_Set task_
Return each line of the records holding the string "Trade".

_Records_
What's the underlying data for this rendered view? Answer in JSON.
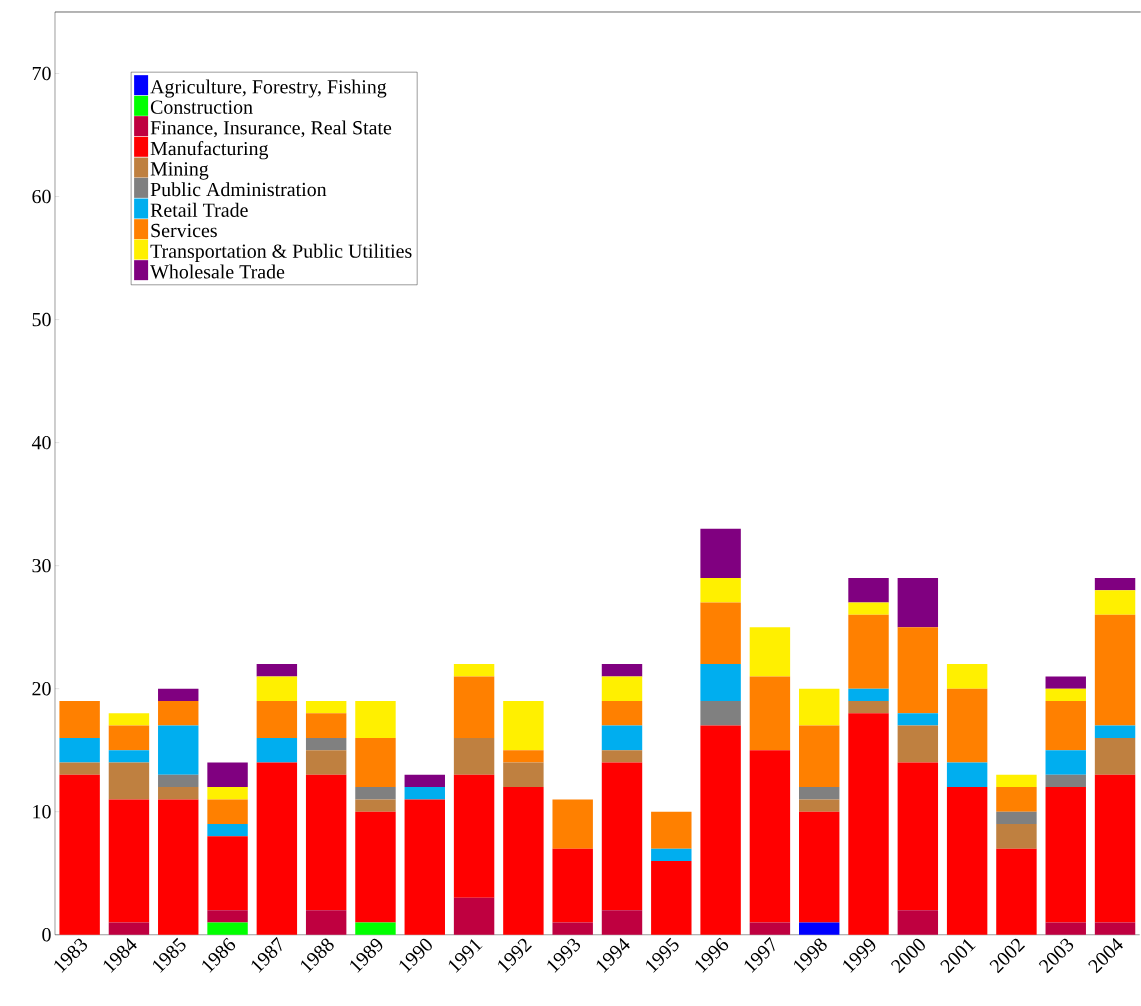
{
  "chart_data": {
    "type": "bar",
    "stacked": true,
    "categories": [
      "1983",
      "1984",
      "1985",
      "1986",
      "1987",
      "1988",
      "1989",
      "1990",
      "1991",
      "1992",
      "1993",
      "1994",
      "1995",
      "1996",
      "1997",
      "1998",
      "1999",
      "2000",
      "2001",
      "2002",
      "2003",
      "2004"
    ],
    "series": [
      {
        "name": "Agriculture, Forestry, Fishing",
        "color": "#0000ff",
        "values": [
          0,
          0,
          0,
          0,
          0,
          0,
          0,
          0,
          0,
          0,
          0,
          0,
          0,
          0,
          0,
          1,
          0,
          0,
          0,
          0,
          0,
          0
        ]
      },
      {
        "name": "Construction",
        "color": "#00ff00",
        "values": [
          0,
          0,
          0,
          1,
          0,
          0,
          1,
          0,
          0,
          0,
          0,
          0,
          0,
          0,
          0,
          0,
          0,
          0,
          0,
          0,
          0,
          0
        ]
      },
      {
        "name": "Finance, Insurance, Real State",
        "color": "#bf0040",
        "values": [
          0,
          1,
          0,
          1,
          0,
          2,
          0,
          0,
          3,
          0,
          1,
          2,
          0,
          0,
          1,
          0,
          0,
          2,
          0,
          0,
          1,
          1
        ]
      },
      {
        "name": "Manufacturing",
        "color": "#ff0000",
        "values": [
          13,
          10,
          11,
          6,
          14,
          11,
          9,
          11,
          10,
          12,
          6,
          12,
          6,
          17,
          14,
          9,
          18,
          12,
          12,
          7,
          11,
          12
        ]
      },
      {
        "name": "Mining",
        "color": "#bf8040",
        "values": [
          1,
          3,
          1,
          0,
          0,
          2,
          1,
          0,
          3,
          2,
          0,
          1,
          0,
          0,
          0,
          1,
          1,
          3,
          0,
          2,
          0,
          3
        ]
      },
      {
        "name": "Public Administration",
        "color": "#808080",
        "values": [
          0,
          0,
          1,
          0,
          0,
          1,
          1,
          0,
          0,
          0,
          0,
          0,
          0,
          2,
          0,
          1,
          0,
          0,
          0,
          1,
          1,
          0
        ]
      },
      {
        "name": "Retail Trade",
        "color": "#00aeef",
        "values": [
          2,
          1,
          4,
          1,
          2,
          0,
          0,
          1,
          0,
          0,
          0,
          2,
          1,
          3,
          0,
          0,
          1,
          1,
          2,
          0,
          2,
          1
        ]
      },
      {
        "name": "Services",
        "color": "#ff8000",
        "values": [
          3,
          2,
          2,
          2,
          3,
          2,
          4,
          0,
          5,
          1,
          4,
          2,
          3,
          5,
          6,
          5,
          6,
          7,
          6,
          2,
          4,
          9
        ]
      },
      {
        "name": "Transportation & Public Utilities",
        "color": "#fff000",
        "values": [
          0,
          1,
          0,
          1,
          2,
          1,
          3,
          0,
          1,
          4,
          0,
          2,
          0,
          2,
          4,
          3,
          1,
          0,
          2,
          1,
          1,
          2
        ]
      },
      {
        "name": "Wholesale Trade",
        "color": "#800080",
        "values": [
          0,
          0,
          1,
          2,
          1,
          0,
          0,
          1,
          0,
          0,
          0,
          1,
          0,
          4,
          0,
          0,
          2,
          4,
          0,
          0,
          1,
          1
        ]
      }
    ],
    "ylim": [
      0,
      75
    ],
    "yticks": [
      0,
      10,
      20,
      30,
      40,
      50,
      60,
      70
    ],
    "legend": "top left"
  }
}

* * *

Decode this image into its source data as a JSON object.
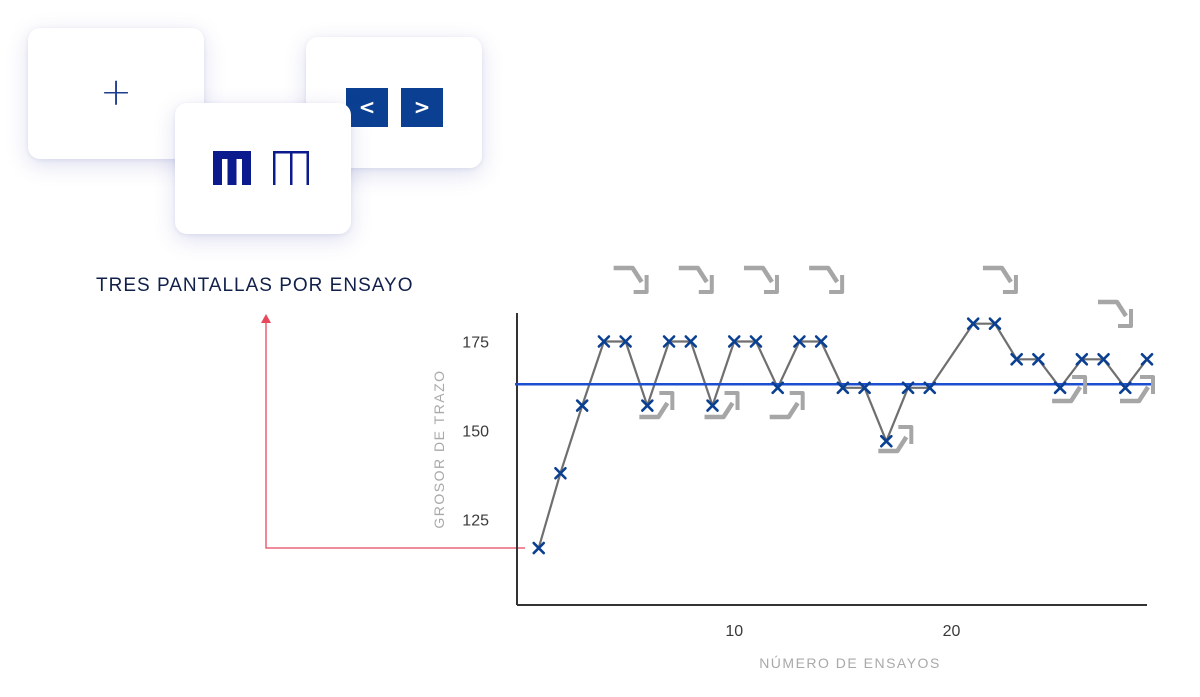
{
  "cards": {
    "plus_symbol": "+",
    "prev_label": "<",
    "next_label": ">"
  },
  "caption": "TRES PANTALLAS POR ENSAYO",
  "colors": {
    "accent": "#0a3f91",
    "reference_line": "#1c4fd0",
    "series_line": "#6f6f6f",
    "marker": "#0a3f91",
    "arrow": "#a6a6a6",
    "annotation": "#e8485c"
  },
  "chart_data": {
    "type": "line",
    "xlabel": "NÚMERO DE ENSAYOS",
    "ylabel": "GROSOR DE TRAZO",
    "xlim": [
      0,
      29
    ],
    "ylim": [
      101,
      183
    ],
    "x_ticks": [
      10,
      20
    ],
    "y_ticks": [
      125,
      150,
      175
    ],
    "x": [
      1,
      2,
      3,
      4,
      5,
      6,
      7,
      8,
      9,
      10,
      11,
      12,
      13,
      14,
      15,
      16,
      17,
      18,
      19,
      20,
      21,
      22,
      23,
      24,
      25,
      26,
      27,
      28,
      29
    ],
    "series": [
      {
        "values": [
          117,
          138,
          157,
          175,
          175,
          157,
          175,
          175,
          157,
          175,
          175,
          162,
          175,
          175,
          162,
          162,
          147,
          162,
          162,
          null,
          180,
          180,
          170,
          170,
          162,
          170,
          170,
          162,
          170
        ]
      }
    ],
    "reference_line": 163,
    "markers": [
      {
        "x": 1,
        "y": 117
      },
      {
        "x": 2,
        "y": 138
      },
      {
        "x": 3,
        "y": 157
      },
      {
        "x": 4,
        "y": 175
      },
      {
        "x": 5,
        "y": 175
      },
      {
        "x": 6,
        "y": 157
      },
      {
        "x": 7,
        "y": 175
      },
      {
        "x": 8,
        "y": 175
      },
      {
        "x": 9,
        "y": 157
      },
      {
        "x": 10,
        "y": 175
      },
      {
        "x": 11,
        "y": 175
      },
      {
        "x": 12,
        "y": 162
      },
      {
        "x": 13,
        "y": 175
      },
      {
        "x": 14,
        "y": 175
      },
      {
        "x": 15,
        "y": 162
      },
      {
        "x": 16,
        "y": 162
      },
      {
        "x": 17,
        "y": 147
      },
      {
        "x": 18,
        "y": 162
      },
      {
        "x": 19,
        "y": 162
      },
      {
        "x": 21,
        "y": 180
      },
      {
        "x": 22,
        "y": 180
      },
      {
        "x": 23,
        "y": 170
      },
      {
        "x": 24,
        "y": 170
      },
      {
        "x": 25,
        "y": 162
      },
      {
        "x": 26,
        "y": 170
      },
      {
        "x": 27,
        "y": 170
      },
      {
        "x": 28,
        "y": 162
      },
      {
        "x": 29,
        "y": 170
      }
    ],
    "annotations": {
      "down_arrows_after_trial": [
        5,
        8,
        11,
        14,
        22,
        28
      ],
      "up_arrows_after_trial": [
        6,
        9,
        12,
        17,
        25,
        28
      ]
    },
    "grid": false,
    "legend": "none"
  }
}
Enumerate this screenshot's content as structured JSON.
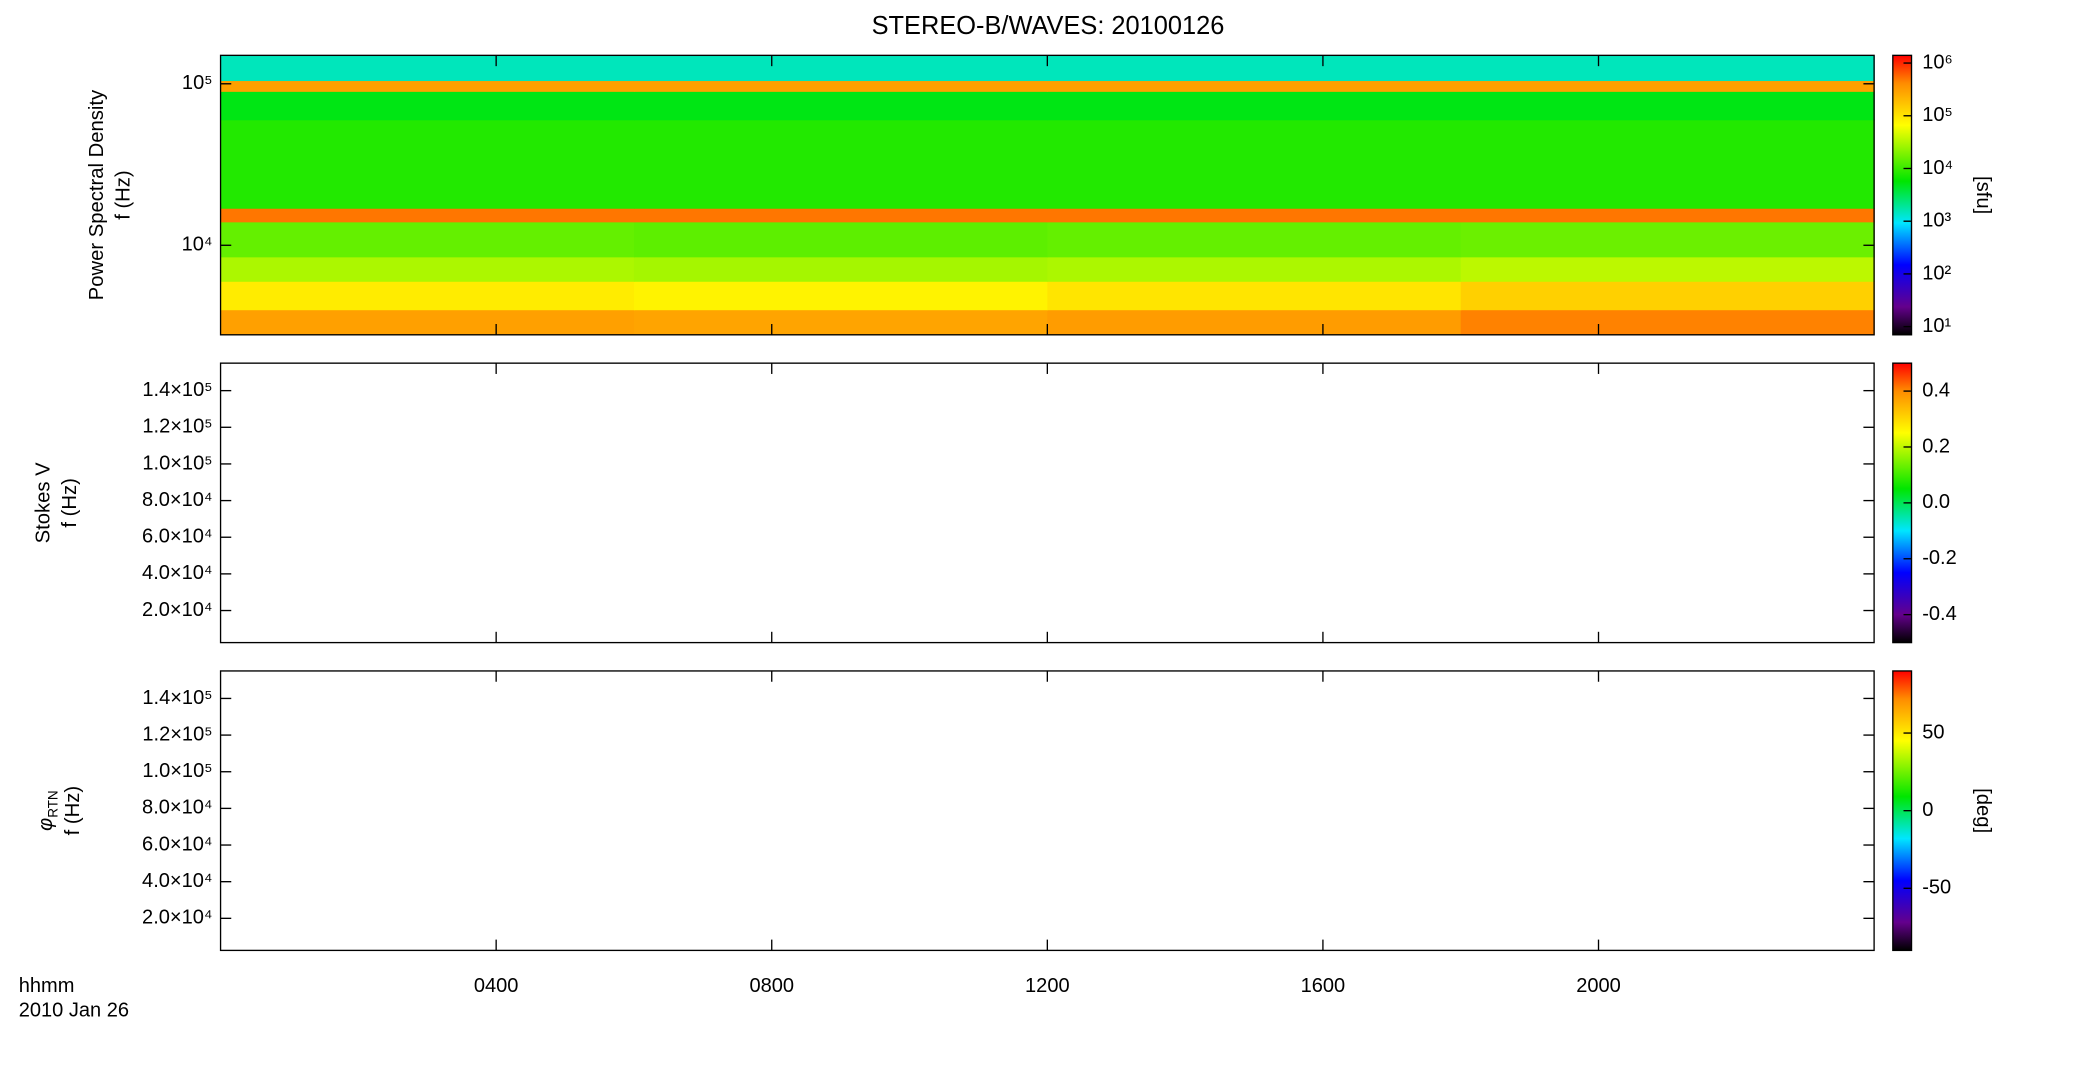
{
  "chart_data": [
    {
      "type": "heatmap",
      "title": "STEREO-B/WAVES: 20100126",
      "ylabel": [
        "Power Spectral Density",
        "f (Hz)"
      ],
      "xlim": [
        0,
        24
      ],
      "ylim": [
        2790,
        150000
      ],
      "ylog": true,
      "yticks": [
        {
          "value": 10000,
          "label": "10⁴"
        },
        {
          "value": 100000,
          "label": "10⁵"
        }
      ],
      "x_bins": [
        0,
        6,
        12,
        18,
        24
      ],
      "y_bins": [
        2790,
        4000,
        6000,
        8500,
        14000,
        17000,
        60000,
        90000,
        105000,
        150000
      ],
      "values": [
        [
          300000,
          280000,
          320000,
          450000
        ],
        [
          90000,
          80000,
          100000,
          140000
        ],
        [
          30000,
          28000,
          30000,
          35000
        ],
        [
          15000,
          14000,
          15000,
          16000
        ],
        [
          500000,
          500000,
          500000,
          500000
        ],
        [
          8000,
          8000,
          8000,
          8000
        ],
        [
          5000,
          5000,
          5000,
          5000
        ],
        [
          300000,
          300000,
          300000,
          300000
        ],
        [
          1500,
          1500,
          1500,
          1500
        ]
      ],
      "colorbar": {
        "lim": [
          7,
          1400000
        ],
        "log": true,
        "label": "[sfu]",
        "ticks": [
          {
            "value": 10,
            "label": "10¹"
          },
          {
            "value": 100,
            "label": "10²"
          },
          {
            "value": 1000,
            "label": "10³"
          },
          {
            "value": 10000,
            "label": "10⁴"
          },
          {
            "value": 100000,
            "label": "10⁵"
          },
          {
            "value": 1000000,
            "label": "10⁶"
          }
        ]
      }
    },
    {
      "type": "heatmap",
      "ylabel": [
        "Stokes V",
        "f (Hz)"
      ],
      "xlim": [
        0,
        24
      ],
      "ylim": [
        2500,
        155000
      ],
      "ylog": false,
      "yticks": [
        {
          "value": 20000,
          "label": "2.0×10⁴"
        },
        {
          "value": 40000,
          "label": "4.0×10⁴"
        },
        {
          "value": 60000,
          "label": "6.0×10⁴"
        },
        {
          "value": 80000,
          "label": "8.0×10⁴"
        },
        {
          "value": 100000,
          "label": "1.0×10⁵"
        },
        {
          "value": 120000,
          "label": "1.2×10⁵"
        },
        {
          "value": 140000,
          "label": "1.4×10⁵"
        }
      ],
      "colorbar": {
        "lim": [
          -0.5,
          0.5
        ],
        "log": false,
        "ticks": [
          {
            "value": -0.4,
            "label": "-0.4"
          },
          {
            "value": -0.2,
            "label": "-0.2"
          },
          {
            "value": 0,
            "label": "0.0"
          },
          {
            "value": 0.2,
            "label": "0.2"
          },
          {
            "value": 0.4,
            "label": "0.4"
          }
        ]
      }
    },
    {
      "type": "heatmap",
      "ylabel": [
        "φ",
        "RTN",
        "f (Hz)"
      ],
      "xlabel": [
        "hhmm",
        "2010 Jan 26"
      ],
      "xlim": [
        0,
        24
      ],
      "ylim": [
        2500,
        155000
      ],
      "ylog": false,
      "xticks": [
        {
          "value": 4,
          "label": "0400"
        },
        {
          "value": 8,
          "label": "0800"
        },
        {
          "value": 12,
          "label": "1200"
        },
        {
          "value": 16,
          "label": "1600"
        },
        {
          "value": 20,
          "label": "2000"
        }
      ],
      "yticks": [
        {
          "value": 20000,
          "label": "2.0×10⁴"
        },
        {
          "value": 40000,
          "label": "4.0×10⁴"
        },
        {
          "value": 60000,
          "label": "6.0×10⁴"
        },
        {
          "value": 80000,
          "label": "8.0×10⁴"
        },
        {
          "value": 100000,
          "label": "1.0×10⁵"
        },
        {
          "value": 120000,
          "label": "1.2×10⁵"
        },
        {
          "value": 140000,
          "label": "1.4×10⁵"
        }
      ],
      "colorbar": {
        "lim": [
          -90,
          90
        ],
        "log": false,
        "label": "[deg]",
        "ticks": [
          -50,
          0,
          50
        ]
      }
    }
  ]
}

_Full solution_
        "name": "Retail Trade",
        "name": "Wholesale Trade",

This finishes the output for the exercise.